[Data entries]

★ ★ ★ ★ ★ ★ ★

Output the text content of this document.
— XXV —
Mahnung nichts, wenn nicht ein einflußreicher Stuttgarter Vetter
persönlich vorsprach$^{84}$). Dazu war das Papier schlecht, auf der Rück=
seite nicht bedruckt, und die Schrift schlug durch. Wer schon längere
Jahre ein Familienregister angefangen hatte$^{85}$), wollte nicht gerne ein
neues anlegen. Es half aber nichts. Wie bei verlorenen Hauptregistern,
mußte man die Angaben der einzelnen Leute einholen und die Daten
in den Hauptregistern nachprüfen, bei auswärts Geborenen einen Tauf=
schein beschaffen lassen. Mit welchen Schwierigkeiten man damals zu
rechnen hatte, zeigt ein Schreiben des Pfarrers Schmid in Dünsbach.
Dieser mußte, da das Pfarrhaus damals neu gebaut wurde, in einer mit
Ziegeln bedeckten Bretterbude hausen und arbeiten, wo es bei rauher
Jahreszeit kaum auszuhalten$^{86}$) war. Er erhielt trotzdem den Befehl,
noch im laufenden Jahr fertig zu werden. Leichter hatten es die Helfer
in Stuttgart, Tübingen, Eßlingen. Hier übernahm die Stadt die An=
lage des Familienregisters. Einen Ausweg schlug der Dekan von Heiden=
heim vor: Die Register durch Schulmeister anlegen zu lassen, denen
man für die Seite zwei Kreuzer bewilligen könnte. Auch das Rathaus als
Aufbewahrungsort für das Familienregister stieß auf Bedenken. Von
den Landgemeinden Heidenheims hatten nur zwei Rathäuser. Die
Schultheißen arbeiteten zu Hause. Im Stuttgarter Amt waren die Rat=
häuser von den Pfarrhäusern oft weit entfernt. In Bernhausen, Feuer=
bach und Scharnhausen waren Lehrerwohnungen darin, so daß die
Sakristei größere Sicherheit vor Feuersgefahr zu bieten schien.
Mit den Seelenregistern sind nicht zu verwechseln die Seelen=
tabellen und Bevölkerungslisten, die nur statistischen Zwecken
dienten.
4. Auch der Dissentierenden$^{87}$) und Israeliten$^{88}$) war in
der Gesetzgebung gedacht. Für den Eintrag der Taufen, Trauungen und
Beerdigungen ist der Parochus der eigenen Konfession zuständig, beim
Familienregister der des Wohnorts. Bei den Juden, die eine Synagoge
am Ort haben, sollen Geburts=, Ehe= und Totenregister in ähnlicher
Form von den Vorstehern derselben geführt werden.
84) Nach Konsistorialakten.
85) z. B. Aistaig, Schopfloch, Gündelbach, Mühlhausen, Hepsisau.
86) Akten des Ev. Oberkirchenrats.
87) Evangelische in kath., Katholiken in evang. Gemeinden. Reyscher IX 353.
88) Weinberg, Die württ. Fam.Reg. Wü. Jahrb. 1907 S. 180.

★ ★ ★ ★ ★ ★ ★

_GIVEN INSTRUCTION_:
Pick out the lines that include the word "nichts" and write them out.

_TASK OUTPUT_:
Mahnung nichts, wenn nicht ein einflußreicher Stuttgarter Vetter
neues anlegen. Es half aber nichts. Wie bei verlorenen Hauptregistern,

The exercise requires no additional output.